Find the word "title" in the data, then copy each line where it is found.

Records from a collection of figures:
------

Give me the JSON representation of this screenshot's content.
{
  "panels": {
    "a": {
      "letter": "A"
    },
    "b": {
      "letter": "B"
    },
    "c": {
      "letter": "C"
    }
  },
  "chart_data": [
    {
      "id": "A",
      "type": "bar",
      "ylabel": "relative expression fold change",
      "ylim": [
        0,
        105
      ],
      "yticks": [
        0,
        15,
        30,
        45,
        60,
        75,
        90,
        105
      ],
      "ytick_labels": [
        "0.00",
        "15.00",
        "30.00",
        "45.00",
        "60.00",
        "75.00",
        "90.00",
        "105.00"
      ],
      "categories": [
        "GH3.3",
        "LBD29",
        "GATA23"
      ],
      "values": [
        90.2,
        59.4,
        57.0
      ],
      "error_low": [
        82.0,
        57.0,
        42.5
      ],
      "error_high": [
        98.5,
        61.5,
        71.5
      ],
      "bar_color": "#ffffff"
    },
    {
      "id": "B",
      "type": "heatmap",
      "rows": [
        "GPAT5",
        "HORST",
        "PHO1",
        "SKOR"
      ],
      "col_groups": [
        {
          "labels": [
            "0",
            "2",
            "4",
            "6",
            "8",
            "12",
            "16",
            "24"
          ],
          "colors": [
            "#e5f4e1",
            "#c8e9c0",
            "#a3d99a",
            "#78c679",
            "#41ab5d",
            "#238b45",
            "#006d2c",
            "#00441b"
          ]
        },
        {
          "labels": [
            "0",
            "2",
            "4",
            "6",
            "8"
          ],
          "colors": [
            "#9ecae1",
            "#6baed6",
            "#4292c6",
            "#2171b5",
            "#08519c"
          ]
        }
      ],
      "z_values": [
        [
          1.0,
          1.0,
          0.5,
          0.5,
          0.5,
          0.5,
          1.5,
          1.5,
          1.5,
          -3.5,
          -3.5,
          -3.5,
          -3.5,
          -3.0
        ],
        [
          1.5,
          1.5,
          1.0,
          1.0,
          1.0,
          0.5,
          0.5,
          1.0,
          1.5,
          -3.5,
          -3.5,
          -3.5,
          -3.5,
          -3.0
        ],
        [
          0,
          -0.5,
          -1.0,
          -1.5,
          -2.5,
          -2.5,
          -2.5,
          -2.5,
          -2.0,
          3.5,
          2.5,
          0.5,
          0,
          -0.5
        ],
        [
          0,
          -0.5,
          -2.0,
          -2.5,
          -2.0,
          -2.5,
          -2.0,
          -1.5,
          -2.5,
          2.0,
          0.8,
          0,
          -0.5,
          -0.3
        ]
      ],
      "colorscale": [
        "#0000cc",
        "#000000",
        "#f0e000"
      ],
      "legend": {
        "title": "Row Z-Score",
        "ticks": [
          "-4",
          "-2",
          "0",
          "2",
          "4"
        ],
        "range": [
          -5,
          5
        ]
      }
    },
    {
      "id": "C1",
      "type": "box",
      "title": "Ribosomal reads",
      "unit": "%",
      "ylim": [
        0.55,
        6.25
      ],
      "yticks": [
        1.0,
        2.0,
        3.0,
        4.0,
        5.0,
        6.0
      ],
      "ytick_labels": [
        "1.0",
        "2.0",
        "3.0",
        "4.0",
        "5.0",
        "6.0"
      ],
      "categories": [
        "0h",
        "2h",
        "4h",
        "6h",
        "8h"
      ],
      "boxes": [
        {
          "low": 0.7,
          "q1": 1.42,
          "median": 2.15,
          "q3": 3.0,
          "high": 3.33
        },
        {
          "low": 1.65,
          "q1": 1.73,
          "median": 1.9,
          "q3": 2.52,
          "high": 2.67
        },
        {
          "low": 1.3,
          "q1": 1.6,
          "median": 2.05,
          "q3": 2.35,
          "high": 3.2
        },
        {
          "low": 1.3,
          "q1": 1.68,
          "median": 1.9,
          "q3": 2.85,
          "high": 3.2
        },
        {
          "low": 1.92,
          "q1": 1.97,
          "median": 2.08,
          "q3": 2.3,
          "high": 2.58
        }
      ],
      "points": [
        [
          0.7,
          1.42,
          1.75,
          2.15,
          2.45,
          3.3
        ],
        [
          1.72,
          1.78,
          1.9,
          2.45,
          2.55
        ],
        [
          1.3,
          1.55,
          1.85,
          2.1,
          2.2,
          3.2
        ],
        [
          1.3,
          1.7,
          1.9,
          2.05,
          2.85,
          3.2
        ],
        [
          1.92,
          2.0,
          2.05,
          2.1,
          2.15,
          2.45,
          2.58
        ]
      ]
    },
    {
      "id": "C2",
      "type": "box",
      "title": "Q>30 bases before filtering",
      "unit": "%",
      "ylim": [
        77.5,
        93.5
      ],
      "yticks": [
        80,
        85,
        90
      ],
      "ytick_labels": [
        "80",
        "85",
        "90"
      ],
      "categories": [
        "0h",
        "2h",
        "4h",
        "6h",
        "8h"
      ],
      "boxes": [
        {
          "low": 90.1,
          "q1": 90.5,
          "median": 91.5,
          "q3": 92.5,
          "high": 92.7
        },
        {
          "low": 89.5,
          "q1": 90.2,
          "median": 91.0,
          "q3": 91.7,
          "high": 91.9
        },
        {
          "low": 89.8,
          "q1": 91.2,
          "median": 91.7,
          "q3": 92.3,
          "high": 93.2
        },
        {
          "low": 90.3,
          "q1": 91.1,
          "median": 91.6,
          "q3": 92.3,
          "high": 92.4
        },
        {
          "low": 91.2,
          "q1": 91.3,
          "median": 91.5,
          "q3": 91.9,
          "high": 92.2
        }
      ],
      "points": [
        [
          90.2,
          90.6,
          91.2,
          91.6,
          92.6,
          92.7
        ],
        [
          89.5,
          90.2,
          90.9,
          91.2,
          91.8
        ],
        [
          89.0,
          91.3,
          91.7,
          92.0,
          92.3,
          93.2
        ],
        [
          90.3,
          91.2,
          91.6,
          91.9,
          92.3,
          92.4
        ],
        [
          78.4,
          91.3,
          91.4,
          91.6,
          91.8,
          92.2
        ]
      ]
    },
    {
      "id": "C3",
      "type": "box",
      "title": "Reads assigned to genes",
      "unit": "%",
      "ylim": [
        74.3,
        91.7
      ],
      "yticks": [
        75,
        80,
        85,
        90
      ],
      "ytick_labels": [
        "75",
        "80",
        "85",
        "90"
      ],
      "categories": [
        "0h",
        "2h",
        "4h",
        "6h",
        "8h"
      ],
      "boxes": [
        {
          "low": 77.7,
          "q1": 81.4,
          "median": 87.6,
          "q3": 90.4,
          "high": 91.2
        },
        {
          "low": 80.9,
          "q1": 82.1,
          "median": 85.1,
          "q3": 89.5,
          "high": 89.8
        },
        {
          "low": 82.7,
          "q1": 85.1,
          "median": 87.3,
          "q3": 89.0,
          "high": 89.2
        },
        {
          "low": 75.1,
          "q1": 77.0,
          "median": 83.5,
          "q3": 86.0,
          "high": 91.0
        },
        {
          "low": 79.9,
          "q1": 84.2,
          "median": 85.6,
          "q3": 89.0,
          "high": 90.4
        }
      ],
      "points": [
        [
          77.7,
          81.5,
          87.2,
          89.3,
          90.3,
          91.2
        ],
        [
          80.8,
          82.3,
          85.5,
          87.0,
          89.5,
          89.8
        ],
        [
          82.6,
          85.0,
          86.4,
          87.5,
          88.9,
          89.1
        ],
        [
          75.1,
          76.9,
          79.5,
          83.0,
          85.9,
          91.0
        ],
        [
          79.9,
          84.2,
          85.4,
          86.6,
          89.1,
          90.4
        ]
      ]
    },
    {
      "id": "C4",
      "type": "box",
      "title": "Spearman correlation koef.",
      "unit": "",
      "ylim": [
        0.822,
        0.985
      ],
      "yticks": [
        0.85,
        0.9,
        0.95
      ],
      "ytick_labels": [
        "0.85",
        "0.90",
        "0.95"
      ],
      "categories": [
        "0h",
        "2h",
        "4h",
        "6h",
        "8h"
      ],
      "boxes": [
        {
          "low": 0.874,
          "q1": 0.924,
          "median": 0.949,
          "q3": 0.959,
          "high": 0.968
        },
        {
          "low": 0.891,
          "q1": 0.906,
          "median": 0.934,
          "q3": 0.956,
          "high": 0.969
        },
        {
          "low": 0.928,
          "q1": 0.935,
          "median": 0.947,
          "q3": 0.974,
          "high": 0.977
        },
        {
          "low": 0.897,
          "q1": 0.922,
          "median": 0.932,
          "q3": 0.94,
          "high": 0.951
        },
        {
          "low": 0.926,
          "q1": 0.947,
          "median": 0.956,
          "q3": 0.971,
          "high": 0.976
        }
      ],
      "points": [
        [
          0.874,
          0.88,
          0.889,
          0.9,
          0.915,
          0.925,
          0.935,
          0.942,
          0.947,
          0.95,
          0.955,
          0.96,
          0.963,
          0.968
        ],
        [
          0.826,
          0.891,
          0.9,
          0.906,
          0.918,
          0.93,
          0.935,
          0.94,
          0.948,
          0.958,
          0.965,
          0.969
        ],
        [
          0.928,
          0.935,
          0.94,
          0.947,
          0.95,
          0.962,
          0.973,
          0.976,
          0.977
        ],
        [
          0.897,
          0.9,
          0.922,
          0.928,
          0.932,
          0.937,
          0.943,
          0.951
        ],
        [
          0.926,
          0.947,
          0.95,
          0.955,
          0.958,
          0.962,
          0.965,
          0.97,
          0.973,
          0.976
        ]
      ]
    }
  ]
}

------

#### [ANSWER SECTION]
        "title": "Row Z-Score",
      "title": "Ribosomal reads",
      "title": "Q>30 bases before filtering",
      "title": "Reads assigned to genes",
      "title": "Spearman correlation koef.",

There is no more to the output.